---------- LISTING ----------

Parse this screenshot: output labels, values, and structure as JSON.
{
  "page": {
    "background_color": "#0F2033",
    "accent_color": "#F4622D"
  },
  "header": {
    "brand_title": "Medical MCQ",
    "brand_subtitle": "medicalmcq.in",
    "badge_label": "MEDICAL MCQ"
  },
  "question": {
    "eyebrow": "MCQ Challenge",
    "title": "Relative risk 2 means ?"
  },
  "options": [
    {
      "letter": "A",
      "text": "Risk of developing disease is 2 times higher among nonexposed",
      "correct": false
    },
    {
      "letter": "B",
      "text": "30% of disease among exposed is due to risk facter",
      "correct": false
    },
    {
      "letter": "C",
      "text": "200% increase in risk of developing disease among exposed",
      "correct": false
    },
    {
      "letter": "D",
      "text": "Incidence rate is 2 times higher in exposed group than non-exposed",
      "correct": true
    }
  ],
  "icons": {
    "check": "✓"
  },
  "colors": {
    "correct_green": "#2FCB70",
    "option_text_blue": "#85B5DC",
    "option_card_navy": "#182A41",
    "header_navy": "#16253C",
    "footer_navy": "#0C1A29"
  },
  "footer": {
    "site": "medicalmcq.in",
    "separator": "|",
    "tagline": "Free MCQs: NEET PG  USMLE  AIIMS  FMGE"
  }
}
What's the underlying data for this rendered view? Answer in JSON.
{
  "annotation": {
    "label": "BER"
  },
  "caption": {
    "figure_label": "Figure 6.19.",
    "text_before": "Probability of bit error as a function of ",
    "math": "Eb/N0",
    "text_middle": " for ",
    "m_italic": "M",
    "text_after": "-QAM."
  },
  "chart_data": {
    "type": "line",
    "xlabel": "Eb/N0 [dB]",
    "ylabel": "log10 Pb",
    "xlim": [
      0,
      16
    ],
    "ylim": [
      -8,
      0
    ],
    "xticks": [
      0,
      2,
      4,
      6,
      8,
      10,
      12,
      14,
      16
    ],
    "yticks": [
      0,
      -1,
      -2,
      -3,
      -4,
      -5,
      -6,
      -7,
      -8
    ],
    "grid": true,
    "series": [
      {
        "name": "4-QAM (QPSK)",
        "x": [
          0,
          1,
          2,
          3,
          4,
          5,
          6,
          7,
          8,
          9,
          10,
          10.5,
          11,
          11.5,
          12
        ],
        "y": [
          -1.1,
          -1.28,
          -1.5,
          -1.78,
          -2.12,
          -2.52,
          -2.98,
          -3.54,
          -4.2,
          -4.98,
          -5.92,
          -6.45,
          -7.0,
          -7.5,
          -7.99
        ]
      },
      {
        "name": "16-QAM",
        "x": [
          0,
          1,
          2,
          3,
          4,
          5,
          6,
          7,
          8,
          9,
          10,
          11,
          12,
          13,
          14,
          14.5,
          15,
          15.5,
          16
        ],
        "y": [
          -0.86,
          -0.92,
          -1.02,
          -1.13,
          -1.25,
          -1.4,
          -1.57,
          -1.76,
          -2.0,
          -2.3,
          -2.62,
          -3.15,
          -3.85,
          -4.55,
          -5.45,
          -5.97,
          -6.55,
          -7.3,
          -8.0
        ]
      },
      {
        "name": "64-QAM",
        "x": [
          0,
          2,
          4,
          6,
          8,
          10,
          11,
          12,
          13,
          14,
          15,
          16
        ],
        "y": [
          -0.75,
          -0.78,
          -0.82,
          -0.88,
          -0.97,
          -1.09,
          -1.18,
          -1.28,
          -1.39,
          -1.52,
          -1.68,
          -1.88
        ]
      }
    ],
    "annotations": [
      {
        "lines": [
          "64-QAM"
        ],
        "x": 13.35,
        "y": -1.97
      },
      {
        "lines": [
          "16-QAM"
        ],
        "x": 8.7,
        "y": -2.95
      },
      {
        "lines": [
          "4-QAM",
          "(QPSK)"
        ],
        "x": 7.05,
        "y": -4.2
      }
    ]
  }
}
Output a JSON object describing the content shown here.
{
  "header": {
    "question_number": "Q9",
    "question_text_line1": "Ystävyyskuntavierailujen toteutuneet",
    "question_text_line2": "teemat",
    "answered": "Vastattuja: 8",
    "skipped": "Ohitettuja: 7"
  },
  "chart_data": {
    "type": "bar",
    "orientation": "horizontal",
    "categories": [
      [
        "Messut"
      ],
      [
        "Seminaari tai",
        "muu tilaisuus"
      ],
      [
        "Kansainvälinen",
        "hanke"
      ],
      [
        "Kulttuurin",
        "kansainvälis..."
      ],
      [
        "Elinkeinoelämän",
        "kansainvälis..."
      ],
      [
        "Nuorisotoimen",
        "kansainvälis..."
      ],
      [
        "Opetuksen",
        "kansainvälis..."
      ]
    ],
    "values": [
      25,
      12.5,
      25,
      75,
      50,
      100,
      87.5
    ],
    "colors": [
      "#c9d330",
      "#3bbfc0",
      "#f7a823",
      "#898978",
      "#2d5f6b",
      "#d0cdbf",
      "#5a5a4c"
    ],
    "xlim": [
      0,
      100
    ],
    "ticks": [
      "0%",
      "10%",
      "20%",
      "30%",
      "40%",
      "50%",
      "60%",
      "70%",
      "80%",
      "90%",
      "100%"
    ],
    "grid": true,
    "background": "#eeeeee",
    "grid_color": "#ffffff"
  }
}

----------

● TASK BRIEF
Faithfully reproduce all of the records, character for character.

● SOLUTION
Parse this screenshot: output labels, values, and structure as JSON.
{
  "page": {
    "background_color": "#0F2033",
    "accent_color": "#F4622D"
  },
  "header": {
    "brand_title": "Medical MCQ",
    "brand_subtitle": "medicalmcq.in",
    "badge_label": "MEDICAL MCQ"
  },
  "question": {
    "eyebrow": "MCQ Challenge",
    "title": "Relative risk 2 means ?"
  },
  "options": [
    {
      "letter": "A",
      "text": "Risk of developing disease is 2 times higher among nonexposed",
      "correct": false
    },
    {
      "letter": "B",
      "text": "30% of disease among exposed is due to risk facter",
      "correct": false
    },
    {
      "letter": "C",
      "text": "200% increase in risk of developing disease among exposed",
      "correct": false
    },
    {
      "letter": "D",
      "text": "Incidence rate is 2 times higher in exposed group than non-exposed",
      "correct": true
    }
  ],
  "icons": {
    "check": "✓"
  },
  "colors": {
    "correct_green": "#2FCB70",
    "option_text_blue": "#85B5DC",
    "option_card_navy": "#182A41",
    "header_navy": "#16253C",
    "footer_navy": "#0C1A29"
  },
  "footer": {
    "site": "medicalmcq.in",
    "separator": "|",
    "tagline": "Free MCQs: NEET PG  USMLE  AIIMS  FMGE"
  }
}
What's the underlying data for this rendered view? Answer in JSON.
{
  "annotation": {
    "label": "BER"
  },
  "caption": {
    "figure_label": "Figure 6.19.",
    "text_before": "Probability of bit error as a function of ",
    "math": "Eb/N0",
    "text_middle": " for ",
    "m_italic": "M",
    "text_after": "-QAM."
  },
  "chart_data": {
    "type": "line",
    "xlabel": "Eb/N0 [dB]",
    "ylabel": "log10 Pb",
    "xlim": [
      0,
      16
    ],
    "ylim": [
      -8,
      0
    ],
    "xticks": [
      0,
      2,
      4,
      6,
      8,
      10,
      12,
      14,
      16
    ],
    "yticks": [
      0,
      -1,
      -2,
      -3,
      -4,
      -5,
      -6,
      -7,
      -8
    ],
    "grid": true,
    "series": [
      {
        "name": "4-QAM (QPSK)",
        "x": [
          0,
          1,
          2,
          3,
          4,
          5,
          6,
          7,
          8,
          9,
          10,
          10.5,
          11,
          11.5,
          12
        ],
        "y": [
          -1.1,
          -1.28,
          -1.5,
          -1.78,
          -2.12,
          -2.52,
          -2.98,
          -3.54,
          -4.2,
          -4.98,
          -5.92,
          -6.45,
          -7.0,
          -7.5,
          -7.99
        ]
      },
      {
        "name": "16-QAM",
        "x": [
          0,
          1,
          2,
          3,
          4,
          5,
          6,
          7,
          8,
          9,
          10,
          11,
          12,
          13,
          14,
          14.5,
          15,
          15.5,
          16
        ],
        "y": [
          -0.86,
          -0.92,
          -1.02,
          -1.13,
          -1.25,
          -1.4,
          -1.57,
          -1.76,
          -2.0,
          -2.3,
          -2.62,
          -3.15,
          -3.85,
          -4.55,
          -5.45,
          -5.97,
          -6.55,
          -7.3,
          -8.0
        ]
      },
      {
        "name": "64-QAM",
        "x": [
          0,
          2,
          4,
          6,
          8,
          10,
          11,
          12,
          13,
          14,
          15,
          16
        ],
        "y": [
          -0.75,
          -0.78,
          -0.82,
          -0.88,
          -0.97,
          -1.09,
          -1.18,
          -1.28,
          -1.39,
          -1.52,
          -1.68,
          -1.88
        ]
      }
    ],
    "annotations": [
      {
        "lines": [
          "64-QAM"
        ],
        "x": 13.35,
        "y": -1.97
      },
      {
        "lines": [
          "16-QAM"
        ],
        "x": 8.7,
        "y": -2.95
      },
      {
        "lines": [
          "4-QAM",
          "(QPSK)"
        ],
        "x": 7.05,
        "y": -4.2
      }
    ]
  }
}
Output a JSON object describing the content shown here.
{
  "header": {
    "question_number": "Q9",
    "question_text_line1": "Ystävyyskuntavierailujen toteutuneet",
    "question_text_line2": "teemat",
    "answered": "Vastattuja: 8",
    "skipped": "Ohitettuja: 7"
  },
  "chart_data": {
    "type": "bar",
    "orientation": "horizontal",
    "categories": [
      [
        "Messut"
      ],
      [
        "Seminaari tai",
        "muu tilaisuus"
      ],
      [
        "Kansainvälinen",
        "hanke"
      ],
      [
        "Kulttuurin",
        "kansainvälis..."
      ],
      [
        "Elinkeinoelämän",
        "kansainvälis..."
      ],
      [
        "Nuorisotoimen",
        "kansainvälis..."
      ],
      [
        "Opetuksen",
        "kansainvälis..."
      ]
    ],
    "values": [
      25,
      12.5,
      25,
      75,
      50,
      100,
      87.5
    ],
    "colors": [
      "#c9d330",
      "#3bbfc0",
      "#f7a823",
      "#898978",
      "#2d5f6b",
      "#d0cdbf",
      "#5a5a4c"
    ],
    "xlim": [
      0,
      100
    ],
    "ticks": [
      "0%",
      "10%",
      "20%",
      "30%",
      "40%",
      "50%",
      "60%",
      "70%",
      "80%",
      "90%",
      "100%"
    ],
    "grid": true,
    "background": "#eeeeee",
    "grid_color": "#ffffff"
  }
}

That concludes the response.